▸ WHAT THE EXERCISE ASKS
Return every line of the records below verbatim, with no pictures in the copy.

▸ DATASET
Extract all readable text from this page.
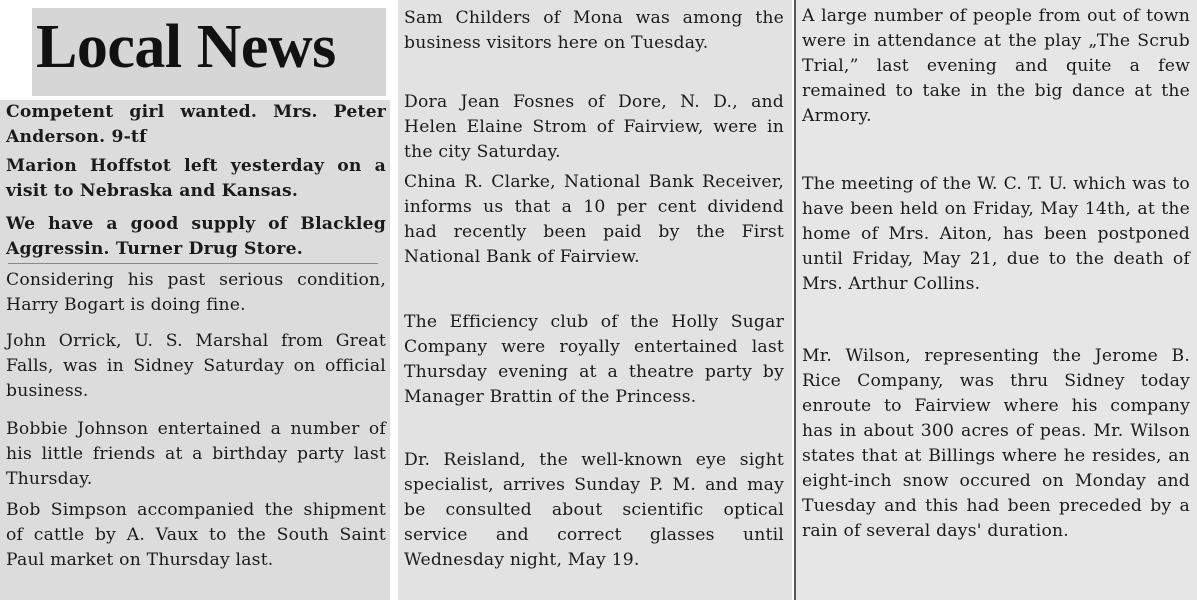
Local News

Competent girl wanted. Mrs. Peter Anderson. 9-tf

Marion Hoffstot left yesterday on a visit to Nebraska and Kansas.

We have a good supply of Blackleg Aggressin. Turner Drug Store.

Considering his past serious condition, Harry Bogart is doing fine.

John Orrick, U. S. Marshal from Great Falls, was in Sidney Saturday on official business.

Bobbie Johnson entertained a number of his little friends at a birthday party last Thursday.

Bob Simpson accompanied the shipment of cattle by A. Vaux to the South Saint Paul market on Thursday last.

Sam Childers of Mona was among the business visitors here on Tuesday.

Dora Jean Fosnes of Dore, N. D., and Helen Elaine Strom of Fairview, were in the city Saturday.

China R. Clarke, National Bank Receiver, informs us that a 10 per cent dividend had recently been paid by the First National Bank of Fairview.

The Efficiency club of the Holly Sugar Company were royally entertained last Thursday evening at a theatre party by Manager Brattin of the Princess.

Dr. Reisland, the well-known eye sight specialist, arrives Sunday P. M. and may be consulted about scientific optical service and correct glasses until Wednesday night, May 19.

A large number of people from out of town were in attendance at the play „The Scrub Trial,” last evening and quite a few remained to take in the big dance at the Armory.

The meeting of the W. C. T. U. which was to have been held on Friday, May 14th, at the home of Mrs. Aiton, has been postponed until Friday, May 21, due to the death of Mrs. Arthur Collins.

Mr. Wilson, representing the Jerome B. Rice Company, was thru Sidney today enroute to Fairview where his company has in about 300 acres of peas. Mr. Wilson states that at Billings where he resides, an eight-inch snow occured on Monday and Tuesday and this had been preceded by a rain of several days' duration.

▸ FINISHED ANSWER
Extract all readable text from this page.
Local News

Competent girl wanted. Mrs. Peter Anderson. 9-tf

Marion Hoffstot left yesterday on a visit to Nebraska and Kansas.

We have a good supply of Blackleg Aggressin. Turner Drug Store.

Considering his past serious condition, Harry Bogart is doing fine.

John Orrick, U. S. Marshal from Great Falls, was in Sidney Saturday on official business.

Bobbie Johnson entertained a number of his little friends at a birthday party last Thursday.

Bob Simpson accompanied the shipment of cattle by A. Vaux to the South Saint Paul market on Thursday last.

Sam Childers of Mona was among the business visitors here on Tuesday.

Dora Jean Fosnes of Dore, N. D., and Helen Elaine Strom of Fairview, were in the city Saturday.

China R. Clarke, National Bank Receiver, informs us that a 10 per cent dividend had recently been paid by the First National Bank of Fairview.

The Efficiency club of the Holly Sugar Company were royally entertained last Thursday evening at a theatre party by Manager Brattin of the Princess.

Dr. Reisland, the well-known eye sight specialist, arrives Sunday P. M. and may be consulted about scientific optical service and correct glasses until Wednesday night, May 19.

A large number of people from out of town were in attendance at the play „The Scrub Trial,” last evening and quite a few remained to take in the big dance at the Armory.

The meeting of the W. C. T. U. which was to have been held on Friday, May 14th, at the home of Mrs. Aiton, has been postponed until Friday, May 21, due to the death of Mrs. Arthur Collins.

Mr. Wilson, representing the Jerome B. Rice Company, was thru Sidney today enroute to Fairview where his company has in about 300 acres of peas. Mr. Wilson states that at Billings where he resides, an eight-inch snow occured on Monday and Tuesday and this had been preceded by a rain of several days' duration.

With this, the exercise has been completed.